# Source extract
◆ ◆ ◆ ◆ ◆ ◆ ◆

Thus there occurred the extraordinary spectacle of Hessian troops at war simultaneously on both sides: in British pay garrisoning fortresses in the Low Countries and in the Bavarian army in southern Germany. A secret clause in theory prevented the two contingents facing each other on the battlefield. Nevertheless, the double agreement caused bad feeling later, not least because the treaty with Bavaria included a 'blood money' clause: for every dead man Wilhelm was to receive 36 florins, for a dead horse 112 florins and 30 krone, and for a dead horse and rider together 150 florins. Three wounded were to count as one dead. It was just as well that the Bavarians were defeated, Karl VII died, and the Hessian corps in Bavaria was saved from captivity by a speedy declaration of neutrality. They were still interned in Ingolstadt for six weeks before being allowed to return to Hessen. In 1745 Wilhelm renewed the British subsidy treaty, so that henceforth Hessians were available only to England. This apparent double-dealing shocked later historians, but it was nothing extraordinary in the age of cabinet diplomacy, and when Wilhelm died in 1760 Frederick of Prussia wrote to his successor, 'Germany has lost its most valuable prince, his land a father, and I my truest friend.'

Hessen Mercenaries II




The Hessian soldiers, composed of a larger proportion of natives than the armies of most German princes, was as good as any other of its time. Karl VII of Bavaria, visiting Hessians in his service in October, 1744, noted in his diary, 'The fine appearance and smartness of these troops cannot be surpassed . . . one could not see better.' On many battlefields the Hessians 'held the sum of things for pay': at Rocoux (11 October 1746) against the French 'the Hessian Regiment of Mansbach, having stood their ground to the last… refused quarter, so that few of them escaped'. In both 1745 and 1756 Hessian troops were brought to Britain to repel threatened French and Scottish invasions. Guibert, seeing Hessians and Hannoverians garrisoned at Hanau in 1773 wrote, 'Le bataillon Hessois, surtout, m'a paru beau et bien tenu.'

In the Seven Years War the British alliance cost Hessen dearly. In 1756 the French army under Richelieu broke into Germany, and, defeating the Duke of Cumberland at Hastenbeck, occupied Hessen, making it a theatre of war for the succeeding five campaigns. The French imposed heavy contributions. A tribute of 850,000 talers was demanded in 1757 in an attempt to break the alliance with Britain. Since this failed of its purpose, 500,000 more were demanded each year from 1759 to 1761. A smaller sum was levied in 1762. In addition the French requisitioned grain for their soldiers and hay for their animals. Both the main towns, Kassel and Marburg, were besieged, taken, and retaken many times. Marburg's famous Elisabethkirche, a centre of pilgrimage before the Reformation, was used as a granary by the occupying French army. The ancient town changed hands fifteen times, the castle on the heights above, seven times.

◆ ◆ ◆ ◆ ◆ ◆ ◆

# Prompt A
Lay out the records from the line with "1174, 822, 1198)" up to and including the line with "343, 979, 367)" as a Markdown table with the columns Entry and Text, omitting any blank lines.
# Prompt B
Carry on the text about the Hessian mercenaries from the point where it ends.

Spatial annotation records
◆ ◆ ◆ ◆ ◆ ◆ ◆

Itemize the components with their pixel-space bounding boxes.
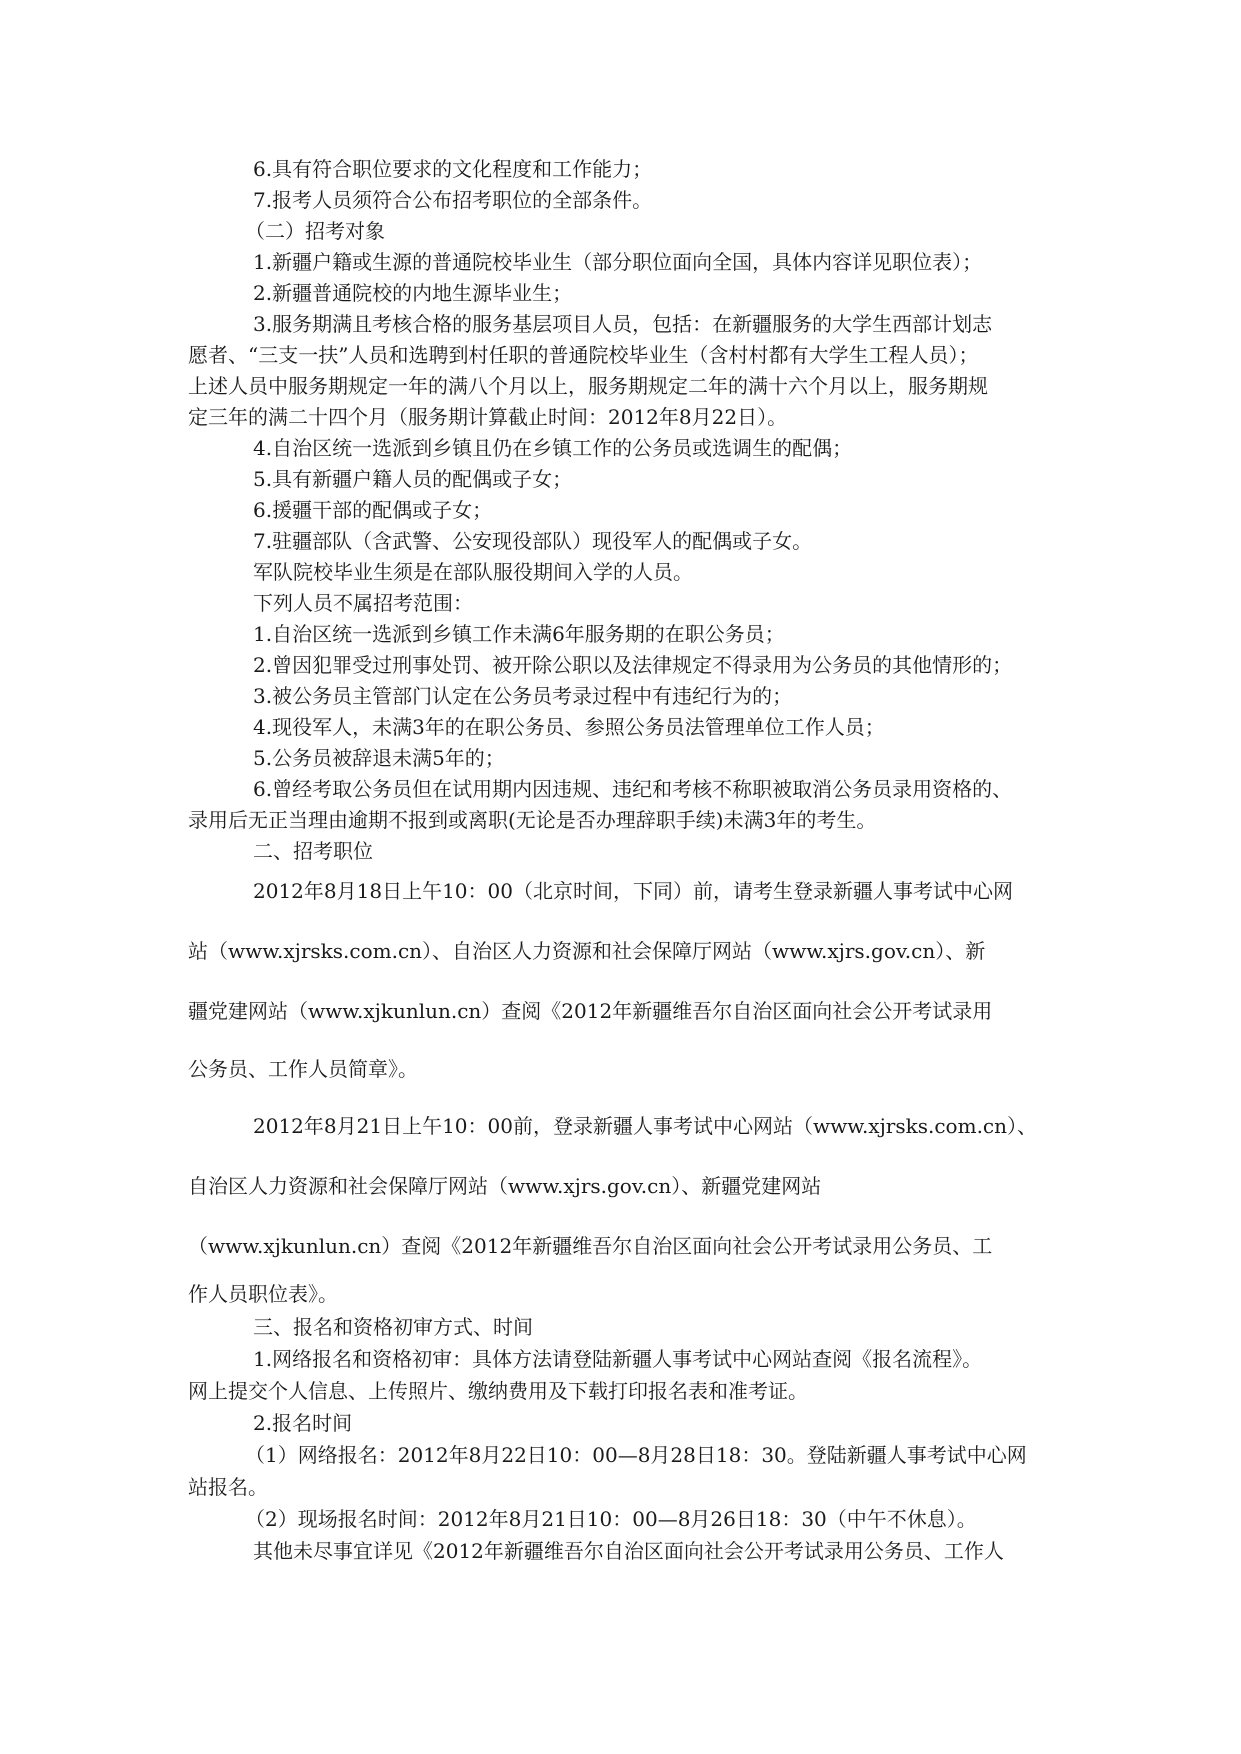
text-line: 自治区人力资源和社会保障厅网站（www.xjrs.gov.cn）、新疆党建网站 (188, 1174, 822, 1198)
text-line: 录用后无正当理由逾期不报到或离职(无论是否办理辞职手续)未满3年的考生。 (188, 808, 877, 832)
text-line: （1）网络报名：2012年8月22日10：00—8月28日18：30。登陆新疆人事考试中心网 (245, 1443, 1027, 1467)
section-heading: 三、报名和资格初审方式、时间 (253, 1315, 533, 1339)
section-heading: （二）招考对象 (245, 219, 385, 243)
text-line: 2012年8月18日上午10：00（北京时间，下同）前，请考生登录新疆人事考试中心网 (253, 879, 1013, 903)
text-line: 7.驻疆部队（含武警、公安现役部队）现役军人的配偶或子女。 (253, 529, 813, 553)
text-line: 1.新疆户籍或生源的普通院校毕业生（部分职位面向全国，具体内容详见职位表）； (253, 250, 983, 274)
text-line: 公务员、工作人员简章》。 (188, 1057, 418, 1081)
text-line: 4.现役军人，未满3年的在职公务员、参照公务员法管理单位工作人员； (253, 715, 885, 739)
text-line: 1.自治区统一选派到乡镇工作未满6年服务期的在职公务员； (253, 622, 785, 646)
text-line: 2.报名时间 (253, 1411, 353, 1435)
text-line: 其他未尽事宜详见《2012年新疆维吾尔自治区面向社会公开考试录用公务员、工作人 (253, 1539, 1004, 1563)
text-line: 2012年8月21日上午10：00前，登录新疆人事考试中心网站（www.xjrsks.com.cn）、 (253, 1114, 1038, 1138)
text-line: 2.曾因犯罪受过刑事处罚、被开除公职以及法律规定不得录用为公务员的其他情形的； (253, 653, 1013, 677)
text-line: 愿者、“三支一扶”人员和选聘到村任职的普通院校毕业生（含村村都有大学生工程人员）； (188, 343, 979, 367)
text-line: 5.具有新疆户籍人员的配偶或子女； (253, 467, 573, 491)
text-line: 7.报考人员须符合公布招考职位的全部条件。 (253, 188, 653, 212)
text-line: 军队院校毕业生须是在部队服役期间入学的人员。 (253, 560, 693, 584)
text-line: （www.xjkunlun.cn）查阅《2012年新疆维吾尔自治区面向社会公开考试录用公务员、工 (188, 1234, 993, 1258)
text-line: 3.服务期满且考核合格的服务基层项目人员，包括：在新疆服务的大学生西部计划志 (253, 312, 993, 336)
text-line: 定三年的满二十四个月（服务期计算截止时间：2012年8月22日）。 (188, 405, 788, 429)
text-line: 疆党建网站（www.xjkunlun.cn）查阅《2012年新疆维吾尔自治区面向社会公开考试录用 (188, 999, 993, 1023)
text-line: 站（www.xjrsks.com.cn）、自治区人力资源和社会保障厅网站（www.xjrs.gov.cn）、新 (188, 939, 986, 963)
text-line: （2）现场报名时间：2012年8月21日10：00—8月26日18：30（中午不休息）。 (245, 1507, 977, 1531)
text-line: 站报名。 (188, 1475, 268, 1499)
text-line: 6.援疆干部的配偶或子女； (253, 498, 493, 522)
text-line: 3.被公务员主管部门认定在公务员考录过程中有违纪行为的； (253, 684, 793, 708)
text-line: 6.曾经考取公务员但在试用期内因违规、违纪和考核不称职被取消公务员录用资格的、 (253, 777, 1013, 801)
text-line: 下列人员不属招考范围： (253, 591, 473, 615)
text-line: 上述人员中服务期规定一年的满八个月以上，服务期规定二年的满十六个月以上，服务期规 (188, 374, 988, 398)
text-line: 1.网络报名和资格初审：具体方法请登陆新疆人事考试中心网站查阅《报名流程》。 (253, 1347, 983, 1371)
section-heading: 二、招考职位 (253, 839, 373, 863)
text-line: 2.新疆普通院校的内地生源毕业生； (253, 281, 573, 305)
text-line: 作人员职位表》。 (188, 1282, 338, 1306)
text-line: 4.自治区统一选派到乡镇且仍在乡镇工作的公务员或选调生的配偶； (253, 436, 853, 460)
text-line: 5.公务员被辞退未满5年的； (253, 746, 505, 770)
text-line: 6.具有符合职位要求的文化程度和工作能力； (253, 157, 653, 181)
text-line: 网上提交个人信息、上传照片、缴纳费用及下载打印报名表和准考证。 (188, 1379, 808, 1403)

◆ ◆ ◆ ◆ ◆ ◆ ◆

# Exercise response A
| Entry | Text |
|---|---|
| 1 | text-line: 自治区人力资源和社会保障厅网站（www.xjrs.gov.cn）、新疆党建网站 (188, 1174, 822, 1198) |
| 2 | text-line: 录用后无正当理由逾期不报到或离职(无论是否办理辞职手续)未满3年的考生。 (188, 808, 877, 832) |
| 3 | text-line: （1）网络报名：2012年8月22日10：00—8月28日18：30。登陆新疆人事考试中心网 (245, 1443, 1027, 1467) |
| 4 | section-heading: 三、报名和资格初审方式、时间 (253, 1315, 533, 1339) |
| 5 | section-heading: （二）招考对象 (245, 219, 385, 243) |
| 6 | text-line: 2012年8月18日上午10：00（北京时间，下同）前，请考生登录新疆人事考试中心网 (253, 879, 1013, 903) |
| 7 | text-line: 7.驻疆部队（含武警、公安现役部队）现役军人的配偶或子女。 (253, 529, 813, 553) |
| 8 | text-line: 1.新疆户籍或生源的普通院校毕业生（部分职位面向全国，具体内容详见职位表）； (253, 250, 983, 274) |
| 9 | text-line: 公务员、工作人员简章》。 (188, 1057, 418, 1081) |
| 10 | text-line: 4.现役军人，未满3年的在职公务员、参照公务员法管理单位工作人员； (253, 715, 885, 739) |
| 11 | text-line: 1.自治区统一选派到乡镇工作未满6年服务期的在职公务员； (253, 622, 785, 646) |
| 12 | text-line: 2.报名时间 (253, 1411, 353, 1435) |
| 13 | text-line: 其他未尽事宜详见《2012年新疆维吾尔自治区面向社会公开考试录用公务员、工作人 (253, 1539, 1004, 1563) |
| 14 | text-line: 2012年8月21日上午10：00前，登录新疆人事考试中心网站（www.xjrsks.com.cn）、 (253, 1114, 1038, 1138) |
| 15 | text-line: 2.曾因犯罪受过刑事处罚、被开除公职以及法律规定不得录用为公务员的其他情形的； (253, 653, 1013, 677) |
| 16 | text-line: 愿者、“三支一扶”人员和选聘到村任职的普通院校毕业生（含村村都有大学生工程人员）； (188, 343, 979, 367) |

# Exercise response B
The effect of a prolonged war in Hessen, with French levies and British subsidies, was to make the Landgraf more independent of the Hessian Parliament (or, more accurately, Estates), the Landstände, which was burdened with making good the losses to the country out of its own sources of revenue. The subsidies, however, flowed into the war treasury (Kriegskasse), which the Landgraf s officials controlled and administered. Thus the Landgraf became rich while the Landstände lost the traditional power of the purse over their sovereign. A British military historian notes, it was a curious fact that the British Parliament in its reluctance to create a large British army, for fear of military power in the hands of the monarch, helped German princes in their struggle against their own Parliaments by making it possible and profitable for the princes to maintain large forces on hire to the British.'

The Hessian corps fought throughout the campaigns of the Seven Years War. Ferdinand of Brunswick, commander of 'His Britannic Majesty's Army in Germany', regarded them as more able to withstand the hardships of war than any other contingent. Despite its name this army contained more Hannoverians and Hessians than British troops, who only appeared in September, 1758. Of total strength in 1760 of 90,000, some 37,800 were Hannoverians, 24,400 Hessians, 22,000 British, 9,500 Brunswickers, and there were some lesser contingents. Yet it succeeded in tying down double its number of French troops, a service of inestimable value both to British conquests overseas and to Frederick of Prussia in his struggle against a European coalition. When Frederick heard of the conclusion of an Anglo-Hessian subsidy treaty for additional men in early 1759 he wrote to his minister in London, 'C'est avec bien de la satisfaction que j'ai appris par votre rapport ordinaire du 16 de ce mois la conclusion du nouveau traite de subside avec le cour de Hesse.' In both 1759 and 1778 Frederick regarded Hessen-Kassel as having an essential role in the defence of his western flank.

With the fighting going on in Hessen, Hessian soldiers were sorely tempted to make off home to see how wives and sweethearts, or livestock and crops, were faring. In 1762 some 111 cavalry and 2,196 infantrymen deserted out of a contingent of 24,000. The strain of maintaining this large corps fell heavily on the small state. By August 1761 the Landgraf informed Colonel Clavering, British representative at his court, that it would be impracticable to get more recruits if the war continued for another year. Recruiting officers sent to Hamburg, Lübeck and Bremen picked up only deserters and vagabonds, who were no sooner enlisted than they deserted again. The corps could hardly be kept up to strength until the Landgraf was once again master of his own country. Hessian subalterns and rank and file for the last campaign were sixteen- and seven teen-year-olds.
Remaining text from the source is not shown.